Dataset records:
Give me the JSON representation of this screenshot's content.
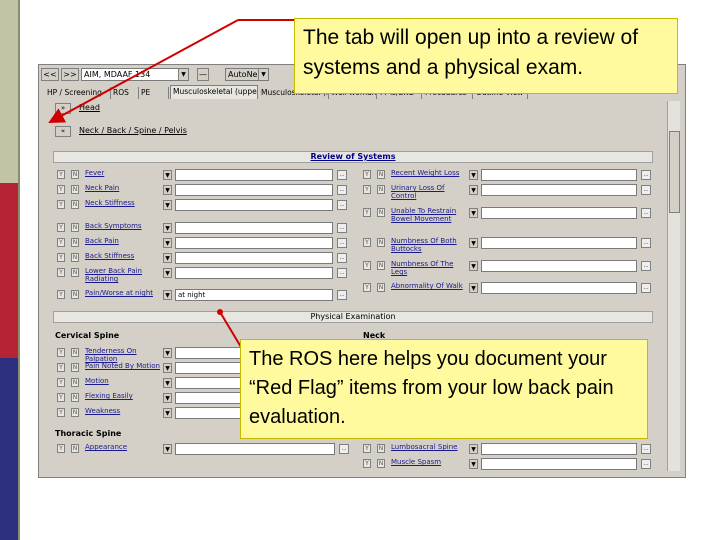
{
  "toolbar": {
    "back": "<<",
    "forward": ">>",
    "patient": "AIM, MDAAF 134",
    "minus": "—",
    "autoneg": "AutoNeg"
  },
  "tabs": [
    "HP / Screening",
    "ROS",
    "PE",
    "Musculoskeletal (upper)",
    "Musculoskeletal (lower)",
    "Well woman",
    "PFTs/EKG",
    "Procedures",
    "Outline View"
  ],
  "sections": {
    "head": "Head",
    "neck_back": "Neck / Back / Spine / Pelvis",
    "ros": "Review of Systems",
    "pe": "Physical Examination",
    "cervical": "Cervical Spine",
    "neck": "Neck",
    "thoracic": "Thoracic Spine"
  },
  "ros_left": [
    {
      "label": "Fever",
      "value": ""
    },
    {
      "label": "Neck Pain",
      "value": ""
    },
    {
      "label": "Neck Stiffness",
      "value": ""
    },
    {
      "label": "Back Symptoms",
      "value": ""
    },
    {
      "label": "Back Pain",
      "value": ""
    },
    {
      "label": "Back Stiffness",
      "value": ""
    },
    {
      "label": "Lower Back Pain Radiating",
      "value": ""
    },
    {
      "label": "Pain/Worse at night",
      "value": "at night"
    }
  ],
  "ros_right": [
    {
      "label": "Recent Weight Loss",
      "value": ""
    },
    {
      "label": "Urinary Loss Of Control",
      "value": ""
    },
    {
      "label": "Unable To Restrain Bowel Movement",
      "value": ""
    },
    {
      "label": "Numbness Of Both Buttocks",
      "value": ""
    },
    {
      "label": "Numbness Of The Legs",
      "value": ""
    },
    {
      "label": "Abnormality Of Walk",
      "value": ""
    }
  ],
  "cervical_items": [
    "Tenderness On Palpation",
    "Pain Noted By Motion",
    "Motion",
    "Flexing Easily",
    "Weakness"
  ],
  "thoracic_items": [
    "Appearance"
  ],
  "right_items": [
    "Lumbosacral Spine",
    "Muscle Spasm"
  ],
  "yn": {
    "y": "Y",
    "n": "N"
  },
  "icon_text": "...",
  "callouts": {
    "top": "The tab will open up into a review of systems and a physical exam.",
    "bottom": "The ROS here helps you document your “Red Flag” items from your low back pain evaluation."
  },
  "colors": {
    "callout_bg": "#fffa9e",
    "arrow": "#d00000",
    "link_text": "#1a1a8c"
  }
}
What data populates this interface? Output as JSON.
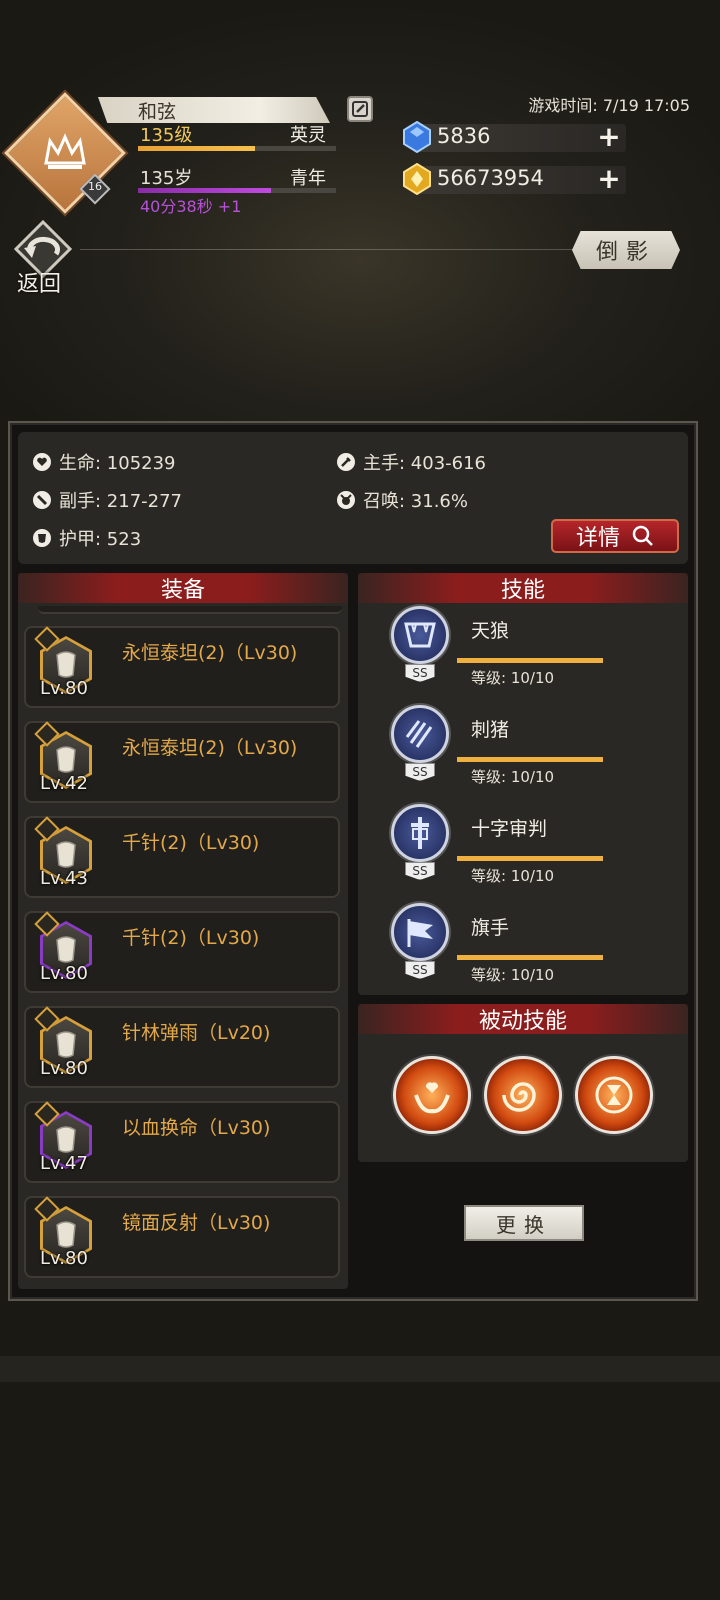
{
  "header": {
    "name": "和弦",
    "level": "135级",
    "title": "英灵",
    "level_progress": 0.59,
    "age": "135岁",
    "age_stage": "青年",
    "age_progress": 0.67,
    "timer": "40分38秒 +1",
    "rank_badge": "16",
    "game_time": "游戏时间: 7/19 17:05",
    "gems": "5836",
    "gold": "56673954",
    "back_label": "返回",
    "reflection_label": "倒影"
  },
  "stats": {
    "hp": "生命: 105239",
    "main_hand": "主手: 403-616",
    "off_hand": "副手: 217-277",
    "summon": "召唤: 31.6%",
    "armor": "护甲: 523",
    "detail_label": "详情"
  },
  "equipment": {
    "header": "装备",
    "items": [
      {
        "name": "永恒泰坦(2)（Lv30)",
        "level": "Lv.80"
      },
      {
        "name": "永恒泰坦(2)（Lv30)",
        "level": "Lv.42"
      },
      {
        "name": "千针(2)（Lv30)",
        "level": "Lv.43"
      },
      {
        "name": "千针(2)（Lv30)",
        "level": "Lv.80"
      },
      {
        "name": "针林弹雨（Lv20)",
        "level": "Lv.80"
      },
      {
        "name": "以血换命（Lv30)",
        "level": "Lv.47"
      },
      {
        "name": "镜面反射（Lv30)",
        "level": "Lv.80"
      }
    ]
  },
  "skills": {
    "header": "技能",
    "items": [
      {
        "name": "天狼",
        "level": "等级: 10/10",
        "rank": "SS"
      },
      {
        "name": "刺猪",
        "level": "等级: 10/10",
        "rank": "SS"
      },
      {
        "name": "十字审判",
        "level": "等级: 10/10",
        "rank": "SS"
      },
      {
        "name": "旗手",
        "level": "等级: 10/10",
        "rank": "SS"
      }
    ]
  },
  "passive": {
    "header": "被动技能",
    "icons": [
      "heart-hands-icon",
      "spiral-icon",
      "hourglass-icon"
    ]
  },
  "swap_label": "更换",
  "colors": {
    "accent_gold": "#e3a84a",
    "header_red": "#8c1d1d",
    "skill_bar": "#f0b040",
    "timer_purple": "#b651d8"
  }
}
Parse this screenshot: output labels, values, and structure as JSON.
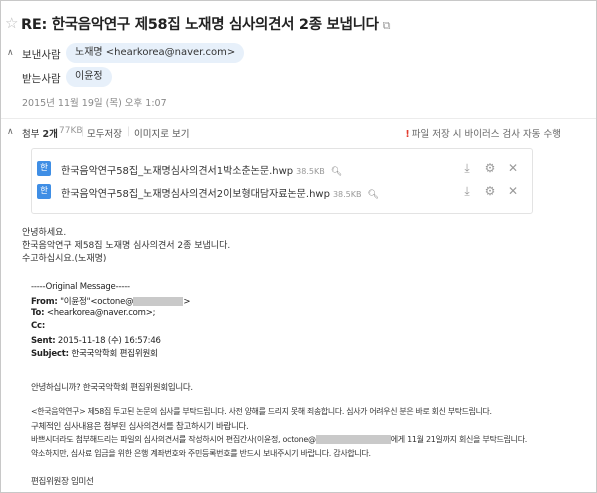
{
  "subject": "RE: 한국음악연구 제58집 노재명 심사의견서 2종 보냅니다",
  "icons": {
    "star": "star-icon",
    "external": "external-link-icon"
  },
  "sender_label": "보낸사람",
  "sender_chip": "노재명 <hearkorea@naver.com>",
  "recipient_label": "받는사람",
  "recipient_chip": "이윤정",
  "date": "2015년 11월 19일 (목) 오후 1:07",
  "attachments": {
    "title_prefix": "첨부",
    "count": "2개",
    "size": "77KB",
    "save_all": "모두저장",
    "image_view": "이미지로 보기",
    "notice_mark": "!",
    "notice": "파일 저장 시 바이러스 검사 자동 수행",
    "files": [
      {
        "icon": "한",
        "name": "한국음악연구58집_노재명심사의견서1박소춘논문.hwp",
        "size": "38.5KB"
      },
      {
        "icon": "한",
        "name": "한국음악연구58집_노재명심사의견서2이보형대담자료논문.hwp",
        "size": "38.5KB"
      }
    ]
  },
  "body_lines": [
    "안녕하세요.",
    "한국음악연구 제58집 노재명 심사의견서 2종 보냅니다.",
    "수고하십시요.(노재명)"
  ],
  "forward": {
    "header": "-----Original Message-----",
    "from_label": "From:",
    "from_value": "\"이윤정\"<octone@",
    "to_label": "To:",
    "to_value": "<hearkorea@naver.com>;",
    "cc_label": "Cc:",
    "sent_label": "Sent:",
    "sent_value": "2015-11-18 (수) 16:57:46",
    "subject_label": "Subject:",
    "subject_value": "한국국악학회 편집위원회"
  },
  "original_lines": [
    "안녕하십니까? 한국국악학회 편집위원회입니다.",
    "<한국음악연구> 제58집 투고된 논문의 심사를 부탁드립니다. 사전 양해를 드리지 못해 죄송합니다. 심사가 어려우신 분은 바로 회신 부탁드립니다.",
    "구체적인 심사내용은 첨부된 심사의견서를 참고하시기 바랍니다.",
    "바쁘시더라도 첨부해드리는 파일의 심사의견서를 작성하시어 편집간사(이윤정, octone@",
    "에게 11월 21일까지 회신을 부탁드립니다.",
    "약소하지만, 심사료 입금을 위한 은행 계좌번호와 주민등록번호를 반드시 보내주시기 바랍니다. 감사합니다.",
    "편집위원장 임미선"
  ]
}
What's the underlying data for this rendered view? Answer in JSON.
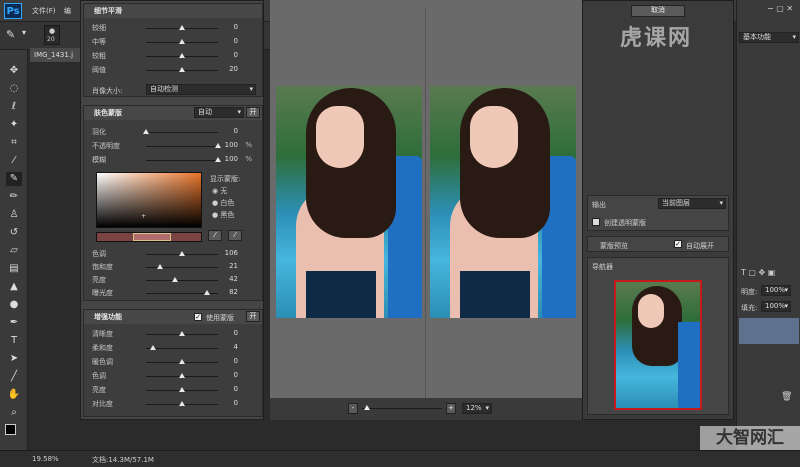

• _STATED GOAL_
Reproduce the full material exactly, excluding the pictures.

• _SOLUTION FOR THIS TASK_
Give me the JSON representation of this screenshot's content.
{
  "toolbar": {
    "back": "<<",
    "forward": ">>",
    "patient": "AIM, MDAAF 134",
    "minus": "—",
    "autoneg": "AutoNeg"
  },
  "tabs": [
    "HP / Screening",
    "ROS",
    "PE",
    "Musculoskeletal (upper)",
    "Musculoskeletal (lower)",
    "Well woman",
    "PFTs/EKG",
    "Procedures",
    "Outline View"
  ],
  "sections": {
    "head": "Head",
    "neck_back": "Neck / Back / Spine / Pelvis",
    "ros": "Review of Systems",
    "pe": "Physical Examination",
    "cervical": "Cervical Spine",
    "neck": "Neck",
    "thoracic": "Thoracic Spine"
  },
  "ros_left": [
    {
      "label": "Fever",
      "value": ""
    },
    {
      "label": "Neck Pain",
      "value": ""
    },
    {
      "label": "Neck Stiffness",
      "value": ""
    },
    {
      "label": "Back Symptoms",
      "value": ""
    },
    {
      "label": "Back Pain",
      "value": ""
    },
    {
      "label": "Back Stiffness",
      "value": ""
    },
    {
      "label": "Lower Back Pain Radiating",
      "value": ""
    },
    {
      "label": "Pain/Worse at night",
      "value": "at night"
    }
  ],
  "ros_right": [
    {
      "label": "Recent Weight Loss",
      "value": ""
    },
    {
      "label": "Urinary Loss Of Control",
      "value": ""
    },
    {
      "label": "Unable To Restrain Bowel Movement",
      "value": ""
    },
    {
      "label": "Numbness Of Both Buttocks",
      "value": ""
    },
    {
      "label": "Numbness Of The Legs",
      "value": ""
    },
    {
      "label": "Abnormality Of Walk",
      "value": ""
    }
  ],
  "cervical_items": [
    "Tenderness On Palpation",
    "Pain Noted By Motion",
    "Motion",
    "Flexing Easily",
    "Weakness"
  ],
  "thoracic_items": [
    "Appearance"
  ],
  "right_items": [
    "Lumbosacral Spine",
    "Muscle Spasm"
  ],
  "yn": {
    "y": "Y",
    "n": "N"
  },
  "icon_text": "...",
  "callouts": {
    "top": "The tab will open up into a review of systems and a physical exam.",
    "bottom": "The ROS here helps you document your “Red Flag” items from your low back pain evaluation."
  },
  "colors": {
    "callout_bg": "#fffa9e",
    "arrow": "#d00000",
    "link_text": "#1a1a8c"
  }
}
What data populates this interface? Output as JSON.
{
  "header": {
    "name": "和弦",
    "level": "135级",
    "title": "英灵",
    "level_progress": 0.59,
    "age": "135岁",
    "age_stage": "青年",
    "age_progress": 0.67,
    "timer": "40分38秒 +1",
    "rank_badge": "16",
    "game_time": "游戏时间: 7/19 17:05",
    "gems": "5836",
    "gold": "56673954",
    "back_label": "返回",
    "reflection_label": "倒影"
  },
  "stats": {
    "hp": "生命: 105239",
    "main_hand": "主手: 403-616",
    "off_hand": "副手: 217-277",
    "summon": "召唤: 31.6%",
    "armor": "护甲: 523",
    "detail_label": "详情"
  },
  "equipment": {
    "header": "装备",
    "items": [
      {
        "name": "永恒泰坦(2)（Lv30)",
        "level": "Lv.80"
      },
      {
        "name": "永恒泰坦(2)（Lv30)",
        "level": "Lv.42"
      },
      {
        "name": "千针(2)（Lv30)",
        "level": "Lv.43"
      },
      {
        "name": "千针(2)（Lv30)",
        "level": "Lv.80"
      },
      {
        "name": "针林弹雨（Lv20)",
        "level": "Lv.80"
      },
      {
        "name": "以血换命（Lv30)",
        "level": "Lv.47"
      },
      {
        "name": "镜面反射（Lv30)",
        "level": "Lv.80"
      }
    ]
  },
  "skills": {
    "header": "技能",
    "items": [
      {
        "name": "天狼",
        "level": "等级: 10/10",
        "rank": "SS"
      },
      {
        "name": "刺猪",
        "level": "等级: 10/10",
        "rank": "SS"
      },
      {
        "name": "十字审判",
        "level": "等级: 10/10",
        "rank": "SS"
      },
      {
        "name": "旗手",
        "level": "等级: 10/10",
        "rank": "SS"
      }
    ]
  },
  "passive": {
    "header": "被动技能",
    "icons": [
      "heart-hands-icon",
      "spiral-icon",
      "hourglass-icon"
    ]
  },
  "swap_label": "更换",
  "colors": {
    "accent_gold": "#e3a84a",
    "header_red": "#8c1d1d",
    "skill_bar": "#f0b040",
    "timer_purple": "#b651d8"
  }
}
Parse this screenshot: output labels, values, and structure as JSON.
{
  "subject": "RE: 한국음악연구 제58집 노재명 심사의견서 2종 보냅니다",
  "icons": {
    "star": "star-icon",
    "external": "external-link-icon"
  },
  "sender_label": "보낸사람",
  "sender_chip": "노재명 <hearkorea@naver.com>",
  "recipient_label": "받는사람",
  "recipient_chip": "이윤정",
  "date": "2015년 11월 19일 (목) 오후 1:07",
  "attachments": {
    "title_prefix": "첨부",
    "count": "2개",
    "size": "77KB",
    "save_all": "모두저장",
    "image_view": "이미지로 보기",
    "notice_mark": "!",
    "notice": "파일 저장 시 바이러스 검사 자동 수행",
    "files": [
      {
        "icon": "한",
        "name": "한국음악연구58집_노재명심사의견서1박소춘논문.hwp",
        "size": "38.5KB"
      },
      {
        "icon": "한",
        "name": "한국음악연구58집_노재명심사의견서2이보형대담자료논문.hwp",
        "size": "38.5KB"
      }
    ]
  },
  "body_lines": [
    "안녕하세요.",
    "한국음악연구 제58집 노재명 심사의견서 2종 보냅니다.",
    "수고하십시요.(노재명)"
  ],
  "forward": {
    "header": "-----Original Message-----",
    "from_label": "From:",
    "from_value": "\"이윤정\"<octone@",
    "to_label": "To:",
    "to_value": "<hearkorea@naver.com>;",
    "cc_label": "Cc:",
    "sent_label": "Sent:",
    "sent_value": "2015-11-18 (수) 16:57:46",
    "subject_label": "Subject:",
    "subject_value": "한국국악학회 편집위원회"
  },
  "original_lines": [
    "안녕하십니까? 한국국악학회 편집위원회입니다.",
    "<한국음악연구> 제58집 투고된 논문의 심사를 부탁드립니다. 사전 양해를 드리지 못해 죄송합니다. 심사가 어려우신 분은 바로 회신 부탁드립니다.",
    "구체적인 심사내용은 첨부된 심사의견서를 참고하시기 바랍니다.",
    "바쁘시더라도 첨부해드리는 파일의 심사의견서를 작성하시어 편집간사(이윤정, octone@",
    "에게 11월 21일까지 회신을 부탁드립니다.",
    "약소하지만, 심사료 입금을 위한 은행 계좌번호와 주민등록번호를 반드시 보내주시기 바랍니다. 감사합니다.",
    "편집위원장 임미선"
  ]
}
What's the underlying data for this rendered view? Answer in JSON.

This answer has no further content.